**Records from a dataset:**
————————

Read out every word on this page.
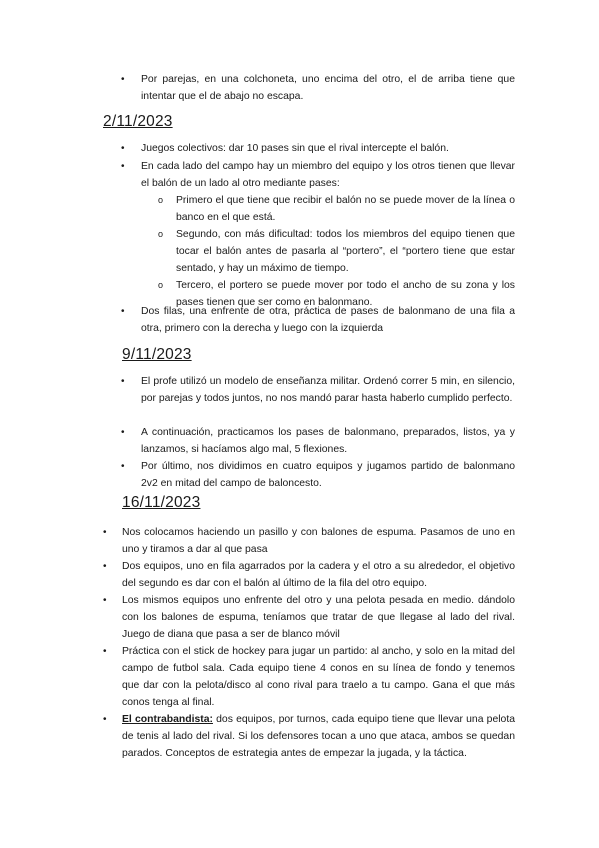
• Por parejas, en una colchoneta, uno encima del otro, el de arriba tiene que intentar que el de abajo no escapa.
2/11/2023
• Juegos colectivos: dar 10 pases sin que el rival intercepte el balón.
• En cada lado del campo hay un miembro del equipo y los otros tienen que llevar el balón de un lado al otro mediante pases:
o Primero el que tiene que recibir el balón no se puede mover de la línea o banco en el que está.
o Segundo, con más dificultad: todos los miembros del equipo tienen que tocar el balón antes de pasarla al “portero”, el “portero tiene que estar sentado, y hay un máximo de tiempo.
o Tercero, el portero se puede mover por todo el ancho de su zona y los pases tienen que ser como en balonmano.
• Dos filas, una enfrente de otra, práctica de pases de balonmano de una fila a otra, primero con la derecha y luego con la izquierda
9/11/2023
• El profe utilizó un modelo de enseñanza militar. Ordenó correr 5 min, en silencio, por parejas y todos juntos, no nos mandó parar hasta haberlo cumplido perfecto.
• A continuación, practicamos los pases de balonmano, preparados, listos, ya y lanzamos, si hacíamos algo mal, 5 flexiones.
• Por último, nos dividimos en cuatro equipos y jugamos partido de balonmano 2v2 en mitad del campo de baloncesto.
16/11/2023
• Nos colocamos haciendo un pasillo y con balones de espuma. Pasamos de uno en uno y tiramos a dar al que pasa
• Dos equipos, uno en fila agarrados por la cadera y el otro a su alrededor, el objetivo del segundo es dar con el balón al último de la fila del otro equipo.
• Los mismos equipos uno enfrente del otro y una pelota pesada en medio. dándolo con los balones de espuma, teníamos que tratar de que llegase al lado del rival. Juego de diana que pasa a ser de blanco móvil
• Práctica con el stick de hockey para jugar un partido: al ancho, y solo en la mitad del campo de futbol sala. Cada equipo tiene 4 conos en su línea de fondo y tenemos que dar con la pelota/disco al cono rival para traelo a tu campo. Gana el que más conos tenga al final.
• El contrabandista: dos equipos, por turnos, cada equipo tiene que llevar una pelota de tenis al lado del rival. Si los defensores tocan a uno que ataca, ambos se quedan parados. Conceptos de estrategia antes de empezar la jugada, y la táctica.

————————

**EXERCISE AIM:** Print all the records again exactly; do not include any picture.

**EXPECTED ANSWER:**
Read out every word on this page.
• Por parejas, en una colchoneta, uno encima del otro, el de arriba tiene que intentar que el de abajo no escapa.
2/11/2023
• Juegos colectivos: dar 10 pases sin que el rival intercepte el balón.
• En cada lado del campo hay un miembro del equipo y los otros tienen que llevar el balón de un lado al otro mediante pases:
o Primero el que tiene que recibir el balón no se puede mover de la línea o banco en el que está.
o Segundo, con más dificultad: todos los miembros del equipo tienen que tocar el balón antes de pasarla al “portero”, el “portero tiene que estar sentado, y hay un máximo de tiempo.
o Tercero, el portero se puede mover por todo el ancho de su zona y los pases tienen que ser como en balonmano.
• Dos filas, una enfrente de otra, práctica de pases de balonmano de una fila a otra, primero con la derecha y luego con la izquierda
9/11/2023
• El profe utilizó un modelo de enseñanza militar. Ordenó correr 5 min, en silencio, por parejas y todos juntos, no nos mandó parar hasta haberlo cumplido perfecto.
• A continuación, practicamos los pases de balonmano, preparados, listos, ya y lanzamos, si hacíamos algo mal, 5 flexiones.
• Por último, nos dividimos en cuatro equipos y jugamos partido de balonmano 2v2 en mitad del campo de baloncesto.
16/11/2023
• Nos colocamos haciendo un pasillo y con balones de espuma. Pasamos de uno en uno y tiramos a dar al que pasa
• Dos equipos, uno en fila agarrados por la cadera y el otro a su alrededor, el objetivo del segundo es dar con el balón al último de la fila del otro equipo.
• Los mismos equipos uno enfrente del otro y una pelota pesada en medio. dándolo con los balones de espuma, teníamos que tratar de que llegase al lado del rival. Juego de diana que pasa a ser de blanco móvil
• Práctica con el stick de hockey para jugar un partido: al ancho, y solo en la mitad del campo de futbol sala. Cada equipo tiene 4 conos en su línea de fondo y tenemos que dar con la pelota/disco al cono rival para traelo a tu campo. Gana el que más conos tenga al final.
• El contrabandista: dos equipos, por turnos, cada equipo tiene que llevar una pelota de tenis al lado del rival. Si los defensores tocan a uno que ataca, ambos se quedan parados. Conceptos de estrategia antes de empezar la jugada, y la táctica.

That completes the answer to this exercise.